* [WHAT YOU HAVE TO DO] Go through the data below and gather each line containing "элементов".

* [RECORDS FOR THE EXERCISE]
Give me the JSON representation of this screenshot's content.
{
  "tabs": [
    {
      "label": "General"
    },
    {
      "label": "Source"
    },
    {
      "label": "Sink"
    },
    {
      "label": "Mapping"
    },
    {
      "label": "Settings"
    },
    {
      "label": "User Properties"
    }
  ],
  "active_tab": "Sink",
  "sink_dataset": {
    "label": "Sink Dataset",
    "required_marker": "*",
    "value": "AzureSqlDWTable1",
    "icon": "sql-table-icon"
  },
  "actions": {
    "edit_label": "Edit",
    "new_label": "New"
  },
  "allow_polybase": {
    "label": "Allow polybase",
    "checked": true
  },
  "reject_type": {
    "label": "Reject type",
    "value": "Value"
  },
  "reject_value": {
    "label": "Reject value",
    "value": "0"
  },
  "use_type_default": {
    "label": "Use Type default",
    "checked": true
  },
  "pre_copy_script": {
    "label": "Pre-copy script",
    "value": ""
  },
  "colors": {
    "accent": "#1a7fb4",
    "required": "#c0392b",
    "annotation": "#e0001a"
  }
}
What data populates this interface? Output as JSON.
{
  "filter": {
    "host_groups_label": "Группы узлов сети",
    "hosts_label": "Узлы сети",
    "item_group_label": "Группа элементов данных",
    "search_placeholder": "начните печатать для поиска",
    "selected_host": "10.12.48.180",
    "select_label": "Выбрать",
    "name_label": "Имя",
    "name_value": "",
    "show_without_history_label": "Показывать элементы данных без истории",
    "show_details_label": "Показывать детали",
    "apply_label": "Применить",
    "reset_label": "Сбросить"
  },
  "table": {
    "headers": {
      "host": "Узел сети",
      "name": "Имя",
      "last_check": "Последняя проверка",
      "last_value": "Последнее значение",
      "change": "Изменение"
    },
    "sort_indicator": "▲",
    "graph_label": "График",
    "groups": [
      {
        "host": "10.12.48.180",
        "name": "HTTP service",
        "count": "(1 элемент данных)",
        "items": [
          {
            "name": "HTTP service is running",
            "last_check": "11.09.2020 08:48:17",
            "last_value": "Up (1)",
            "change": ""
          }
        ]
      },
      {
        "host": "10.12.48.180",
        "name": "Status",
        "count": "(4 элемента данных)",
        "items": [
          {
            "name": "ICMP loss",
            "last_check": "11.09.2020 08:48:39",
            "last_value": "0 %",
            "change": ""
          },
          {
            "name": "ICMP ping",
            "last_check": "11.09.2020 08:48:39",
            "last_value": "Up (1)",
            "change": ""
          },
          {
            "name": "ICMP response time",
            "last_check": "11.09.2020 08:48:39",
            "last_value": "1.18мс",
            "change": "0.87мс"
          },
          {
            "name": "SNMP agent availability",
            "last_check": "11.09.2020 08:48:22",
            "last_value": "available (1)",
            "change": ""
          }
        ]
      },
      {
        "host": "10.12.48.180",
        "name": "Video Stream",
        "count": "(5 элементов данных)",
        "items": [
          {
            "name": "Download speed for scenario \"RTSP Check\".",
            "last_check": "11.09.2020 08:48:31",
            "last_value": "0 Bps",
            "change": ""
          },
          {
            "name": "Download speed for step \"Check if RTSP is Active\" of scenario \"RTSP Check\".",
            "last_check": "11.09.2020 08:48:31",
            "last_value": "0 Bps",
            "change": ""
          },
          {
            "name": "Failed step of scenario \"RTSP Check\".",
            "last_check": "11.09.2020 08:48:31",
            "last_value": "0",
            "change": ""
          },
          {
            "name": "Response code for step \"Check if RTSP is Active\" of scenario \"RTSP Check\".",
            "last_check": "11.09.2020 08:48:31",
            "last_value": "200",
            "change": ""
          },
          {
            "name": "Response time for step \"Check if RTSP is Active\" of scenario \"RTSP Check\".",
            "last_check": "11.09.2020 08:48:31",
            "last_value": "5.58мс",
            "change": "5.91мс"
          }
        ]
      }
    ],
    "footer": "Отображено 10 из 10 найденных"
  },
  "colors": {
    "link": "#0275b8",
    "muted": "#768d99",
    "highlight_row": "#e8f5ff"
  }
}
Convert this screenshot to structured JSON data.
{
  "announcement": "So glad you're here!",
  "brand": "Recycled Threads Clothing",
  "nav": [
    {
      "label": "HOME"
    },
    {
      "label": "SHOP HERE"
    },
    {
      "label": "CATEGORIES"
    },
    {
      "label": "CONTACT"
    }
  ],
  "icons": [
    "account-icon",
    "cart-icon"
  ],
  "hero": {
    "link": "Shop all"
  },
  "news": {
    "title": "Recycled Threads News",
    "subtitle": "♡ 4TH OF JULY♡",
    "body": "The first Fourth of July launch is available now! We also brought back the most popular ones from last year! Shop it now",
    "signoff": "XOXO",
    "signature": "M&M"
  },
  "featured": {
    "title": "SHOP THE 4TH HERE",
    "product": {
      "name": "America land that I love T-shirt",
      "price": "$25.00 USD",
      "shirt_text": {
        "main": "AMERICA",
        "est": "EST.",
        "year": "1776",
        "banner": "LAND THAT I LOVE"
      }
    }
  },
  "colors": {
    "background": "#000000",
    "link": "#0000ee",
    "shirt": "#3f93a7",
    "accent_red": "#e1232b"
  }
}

* [ANSWER TO THIS PROBLEM]
    "item_group_label": "Группа элементов данных",
        "count": "(5 элементов данных)",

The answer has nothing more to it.